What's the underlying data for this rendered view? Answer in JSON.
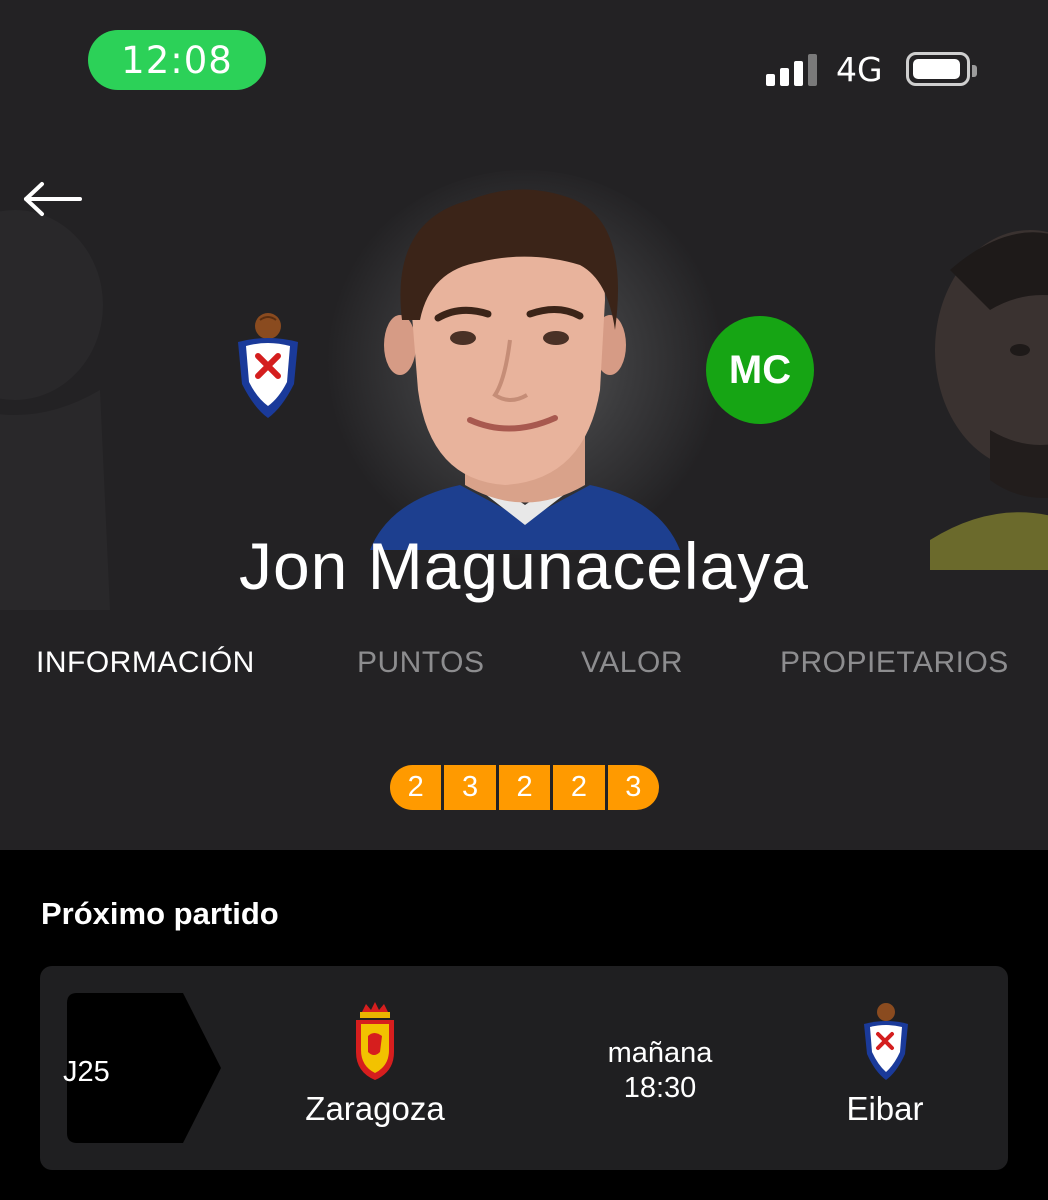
{
  "status_bar": {
    "time": "12:08",
    "network": "4G"
  },
  "player": {
    "name": "Jon Magunacelaya",
    "position": "MC"
  },
  "tabs": [
    {
      "label": "INFORMACIÓN",
      "active": true
    },
    {
      "label": "PUNTOS",
      "active": false
    },
    {
      "label": "VALOR",
      "active": false
    },
    {
      "label": "PROPIETARIOS",
      "active": false
    }
  ],
  "recent_form": [
    "2",
    "3",
    "2",
    "2",
    "3"
  ],
  "next_match": {
    "title": "Próximo partido",
    "round": "J25",
    "home_team": "Zaragoza",
    "away_team": "Eibar",
    "day": "mañana",
    "time": "18:30"
  },
  "colors": {
    "time_pill": "#2cd158",
    "position_badge": "#16a514",
    "form_cell": "#ff9a00",
    "hero_bg": "#232224",
    "card_bg": "#1f1f21"
  }
}
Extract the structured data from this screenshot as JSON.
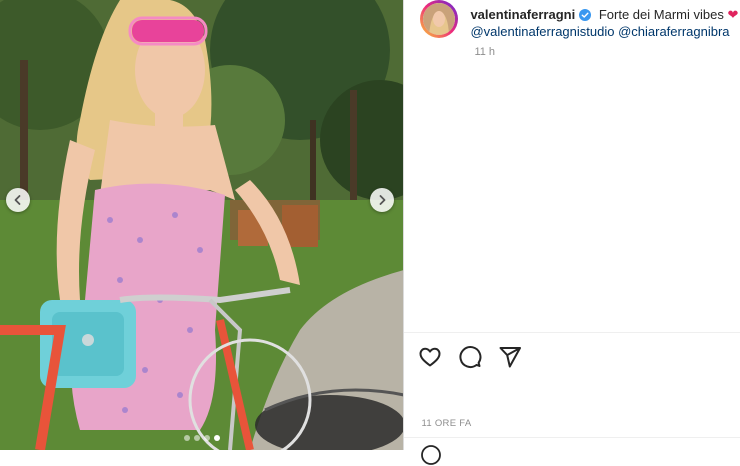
{
  "post": {
    "username": "valentinaferragni",
    "caption_text": "Forte dei Marmi vibes",
    "caption_emoji": "❤",
    "mentions": "@valentinaferragnistudio @chiaraferragnibra",
    "time": "11 h",
    "time_ago": "11 ORE FA"
  },
  "carousel": {
    "slide_count": 4,
    "active_slide": 4
  },
  "icons": {
    "prev": "chevron-left-icon",
    "next": "chevron-right-icon",
    "like": "heart-icon",
    "comment": "comment-icon",
    "share": "paper-plane-icon",
    "verified": "verified-badge-icon",
    "emoji": "emoji-icon"
  },
  "colors": {
    "verified": "#3897f0",
    "mention": "#00376b",
    "muted": "#8e8e8e"
  }
}
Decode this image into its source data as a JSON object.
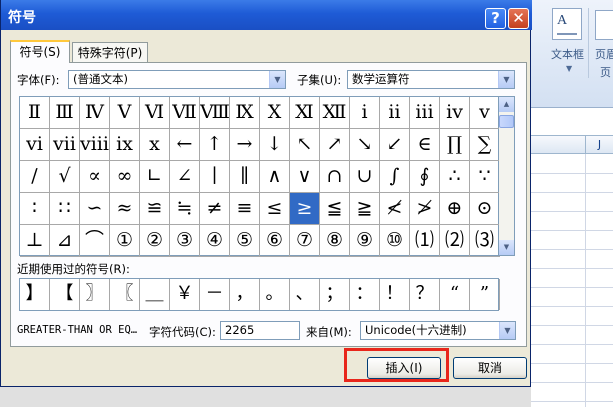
{
  "dialog": {
    "title": "符号",
    "help_button": "?",
    "close_button": "✕",
    "tabs": [
      {
        "label": "符号(S)",
        "active": true
      },
      {
        "label": "特殊字符(P)",
        "active": false
      }
    ],
    "font_label": "字体(F):",
    "font_value": "(普通文本)",
    "subset_label": "子集(U):",
    "subset_value": "数学运算符",
    "symbol_rows": [
      [
        "Ⅱ",
        "Ⅲ",
        "Ⅳ",
        "Ⅴ",
        "Ⅵ",
        "Ⅶ",
        "Ⅷ",
        "Ⅸ",
        "Ⅹ",
        "Ⅺ",
        "Ⅻ",
        "ⅰ",
        "ⅱ",
        "ⅲ",
        "ⅳ",
        "ⅴ"
      ],
      [
        "ⅵ",
        "ⅶ",
        "ⅷ",
        "ⅸ",
        "ⅹ",
        "←",
        "↑",
        "→",
        "↓",
        "↖",
        "↗",
        "↘",
        "↙",
        "∈",
        "∏",
        "∑"
      ],
      [
        "∕",
        "√",
        "∝",
        "∞",
        "∟",
        "∠",
        "∣",
        "∥",
        "∧",
        "∨",
        "∩",
        "∪",
        "∫",
        "∮",
        "∴",
        "∵"
      ],
      [
        "∶",
        "∷",
        "∽",
        "≈",
        "≌",
        "≒",
        "≠",
        "≡",
        "≤",
        "≥",
        "≦",
        "≧",
        "≮",
        "≯",
        "⊕",
        "⊙"
      ],
      [
        "⊥",
        "⊿",
        "⌒",
        "①",
        "②",
        "③",
        "④",
        "⑤",
        "⑥",
        "⑦",
        "⑧",
        "⑨",
        "⑩",
        "⑴",
        "⑵",
        "⑶"
      ]
    ],
    "selected_symbol": "≥",
    "recent_label": "近期使用过的符号(R):",
    "recent_symbols": [
      "】",
      "【",
      "〗",
      "〖",
      "＿",
      "￥",
      "－",
      "，",
      "。",
      "、",
      "；",
      "：",
      "！",
      "？",
      "“",
      "”"
    ],
    "char_name": "GREATER-THAN OR EQ…",
    "char_code_label": "字符代码(C):",
    "char_code_value": "2265",
    "from_label": "来自(M):",
    "from_value": "Unicode(十六进制)",
    "insert_button": "插入(I)",
    "cancel_button": "取消"
  },
  "background": {
    "textbox_label": "文本框",
    "header_label_1": "页眉",
    "header_label_2": "页",
    "column_label": "J"
  },
  "colors": {
    "selection": "#316ac5",
    "highlight": "#e8261b",
    "titlebar": "#1e5bd6"
  }
}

● ● ● ●

__INSTRUCTIONS TO FOLLOW__
Repeat the material exactly as it reads, without any of its pictures.

__SOLUTION TO THIS EXERCISE__
What's the underlying data for this rendered view? Answer in JSON.
{
  "status_bar": {
    "time": "12:08",
    "network": "4G"
  },
  "player": {
    "name": "Jon Magunacelaya",
    "position": "MC"
  },
  "tabs": [
    {
      "label": "INFORMACIÓN",
      "active": true
    },
    {
      "label": "PUNTOS",
      "active": false
    },
    {
      "label": "VALOR",
      "active": false
    },
    {
      "label": "PROPIETARIOS",
      "active": false
    }
  ],
  "recent_form": [
    "2",
    "3",
    "2",
    "2",
    "3"
  ],
  "next_match": {
    "title": "Próximo partido",
    "round": "J25",
    "home_team": "Zaragoza",
    "away_team": "Eibar",
    "day": "mañana",
    "time": "18:30"
  },
  "colors": {
    "time_pill": "#2cd158",
    "position_badge": "#16a514",
    "form_cell": "#ff9a00",
    "hero_bg": "#232224",
    "card_bg": "#1f1f21"
  }
}
Extract the structured data from this screenshot as JSON.
{
  "post": {
    "username": "valentinaferragni",
    "caption_text": "Forte dei Marmi vibes",
    "caption_emoji": "❤",
    "mentions": "@valentinaferragnistudio @chiaraferragnibra",
    "time": "11 h",
    "time_ago": "11 ORE FA"
  },
  "carousel": {
    "slide_count": 4,
    "active_slide": 4
  },
  "icons": {
    "prev": "chevron-left-icon",
    "next": "chevron-right-icon",
    "like": "heart-icon",
    "comment": "comment-icon",
    "share": "paper-plane-icon",
    "verified": "verified-badge-icon",
    "emoji": "emoji-icon"
  },
  "colors": {
    "verified": "#3897f0",
    "mention": "#00376b",
    "muted": "#8e8e8e"
  }
}
Decode this image into its source data as a JSON object.
{
  "dialog": {
    "title": "符号",
    "help_button": "?",
    "close_button": "✕",
    "tabs": [
      {
        "label": "符号(S)",
        "active": true
      },
      {
        "label": "特殊字符(P)",
        "active": false
      }
    ],
    "font_label": "字体(F):",
    "font_value": "(普通文本)",
    "subset_label": "子集(U):",
    "subset_value": "数学运算符",
    "symbol_rows": [
      [
        "Ⅱ",
        "Ⅲ",
        "Ⅳ",
        "Ⅴ",
        "Ⅵ",
        "Ⅶ",
        "Ⅷ",
        "Ⅸ",
        "Ⅹ",
        "Ⅺ",
        "Ⅻ",
        "ⅰ",
        "ⅱ",
        "ⅲ",
        "ⅳ",
        "ⅴ"
      ],
      [
        "ⅵ",
        "ⅶ",
        "ⅷ",
        "ⅸ",
        "ⅹ",
        "←",
        "↑",
        "→",
        "↓",
        "↖",
        "↗",
        "↘",
        "↙",
        "∈",
        "∏",
        "∑"
      ],
      [
        "∕",
        "√",
        "∝",
        "∞",
        "∟",
        "∠",
        "∣",
        "∥",
        "∧",
        "∨",
        "∩",
        "∪",
        "∫",
        "∮",
        "∴",
        "∵"
      ],
      [
        "∶",
        "∷",
        "∽",
        "≈",
        "≌",
        "≒",
        "≠",
        "≡",
        "≤",
        "≥",
        "≦",
        "≧",
        "≮",
        "≯",
        "⊕",
        "⊙"
      ],
      [
        "⊥",
        "⊿",
        "⌒",
        "①",
        "②",
        "③",
        "④",
        "⑤",
        "⑥",
        "⑦",
        "⑧",
        "⑨",
        "⑩",
        "⑴",
        "⑵",
        "⑶"
      ]
    ],
    "selected_symbol": "≥",
    "recent_label": "近期使用过的符号(R):",
    "recent_symbols": [
      "】",
      "【",
      "〗",
      "〖",
      "＿",
      "￥",
      "－",
      "，",
      "。",
      "、",
      "；",
      "：",
      "！",
      "？",
      "“",
      "”"
    ],
    "char_name": "GREATER-THAN OR EQ…",
    "char_code_label": "字符代码(C):",
    "char_code_value": "2265",
    "from_label": "来自(M):",
    "from_value": "Unicode(十六进制)",
    "insert_button": "插入(I)",
    "cancel_button": "取消"
  },
  "background": {
    "textbox_label": "文本框",
    "header_label_1": "页眉",
    "header_label_2": "页",
    "column_label": "J"
  },
  "colors": {
    "selection": "#316ac5",
    "highlight": "#e8261b",
    "titlebar": "#1e5bd6"
  }
}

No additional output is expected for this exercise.